EXERCISE PROMPT: Copy every line of the records below that holds the word "diamond".
------------------------------
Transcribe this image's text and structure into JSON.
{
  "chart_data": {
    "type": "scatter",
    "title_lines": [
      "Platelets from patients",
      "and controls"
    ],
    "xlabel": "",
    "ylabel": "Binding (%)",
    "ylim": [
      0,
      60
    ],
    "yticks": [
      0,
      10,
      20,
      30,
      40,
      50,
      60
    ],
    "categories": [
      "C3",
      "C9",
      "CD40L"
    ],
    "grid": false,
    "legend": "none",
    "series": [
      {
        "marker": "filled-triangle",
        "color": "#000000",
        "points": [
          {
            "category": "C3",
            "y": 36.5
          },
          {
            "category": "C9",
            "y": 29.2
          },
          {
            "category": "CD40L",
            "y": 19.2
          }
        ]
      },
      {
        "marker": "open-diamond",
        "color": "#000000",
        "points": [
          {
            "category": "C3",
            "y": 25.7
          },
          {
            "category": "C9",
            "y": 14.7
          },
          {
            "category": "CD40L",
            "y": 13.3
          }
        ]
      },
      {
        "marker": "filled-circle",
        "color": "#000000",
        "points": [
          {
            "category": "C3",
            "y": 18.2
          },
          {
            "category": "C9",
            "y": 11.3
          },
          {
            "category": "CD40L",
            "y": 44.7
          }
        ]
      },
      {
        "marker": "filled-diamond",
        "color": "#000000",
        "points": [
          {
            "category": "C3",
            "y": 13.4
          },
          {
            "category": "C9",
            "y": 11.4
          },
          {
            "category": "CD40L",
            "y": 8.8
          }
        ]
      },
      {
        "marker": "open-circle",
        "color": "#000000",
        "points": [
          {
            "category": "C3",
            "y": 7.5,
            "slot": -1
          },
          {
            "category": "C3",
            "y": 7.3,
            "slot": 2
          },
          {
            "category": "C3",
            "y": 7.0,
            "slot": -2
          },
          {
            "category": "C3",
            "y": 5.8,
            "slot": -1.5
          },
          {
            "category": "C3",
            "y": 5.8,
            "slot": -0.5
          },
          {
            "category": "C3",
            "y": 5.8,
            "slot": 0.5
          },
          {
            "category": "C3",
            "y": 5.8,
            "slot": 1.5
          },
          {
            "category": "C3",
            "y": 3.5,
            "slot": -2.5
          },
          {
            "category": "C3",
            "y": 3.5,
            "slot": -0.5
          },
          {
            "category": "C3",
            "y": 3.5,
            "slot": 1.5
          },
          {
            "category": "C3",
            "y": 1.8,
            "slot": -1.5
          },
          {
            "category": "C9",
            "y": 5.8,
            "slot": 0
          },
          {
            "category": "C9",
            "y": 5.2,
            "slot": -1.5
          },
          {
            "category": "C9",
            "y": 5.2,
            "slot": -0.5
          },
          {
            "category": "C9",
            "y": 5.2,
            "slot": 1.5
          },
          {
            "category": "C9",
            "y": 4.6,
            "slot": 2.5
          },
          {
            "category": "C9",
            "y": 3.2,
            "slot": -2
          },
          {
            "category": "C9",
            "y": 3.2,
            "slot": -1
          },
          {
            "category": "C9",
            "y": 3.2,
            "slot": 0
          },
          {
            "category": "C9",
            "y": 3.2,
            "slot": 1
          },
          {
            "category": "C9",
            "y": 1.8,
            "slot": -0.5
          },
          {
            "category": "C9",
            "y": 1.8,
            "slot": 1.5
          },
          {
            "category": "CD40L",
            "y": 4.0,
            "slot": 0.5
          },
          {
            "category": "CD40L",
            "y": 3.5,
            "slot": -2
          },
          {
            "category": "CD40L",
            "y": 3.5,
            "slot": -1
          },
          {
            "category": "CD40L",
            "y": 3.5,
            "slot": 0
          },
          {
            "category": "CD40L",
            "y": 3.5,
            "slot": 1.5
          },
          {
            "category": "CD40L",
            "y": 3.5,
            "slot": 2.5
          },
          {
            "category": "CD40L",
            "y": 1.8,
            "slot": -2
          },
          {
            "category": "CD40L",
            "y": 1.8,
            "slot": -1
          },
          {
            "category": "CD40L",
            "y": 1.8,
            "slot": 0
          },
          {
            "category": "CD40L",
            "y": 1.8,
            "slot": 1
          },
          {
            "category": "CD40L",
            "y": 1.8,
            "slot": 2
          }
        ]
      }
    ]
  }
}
------------------------------
ANSWER SPACE:
        "marker": "open-diamond",
        "marker": "filled-diamond",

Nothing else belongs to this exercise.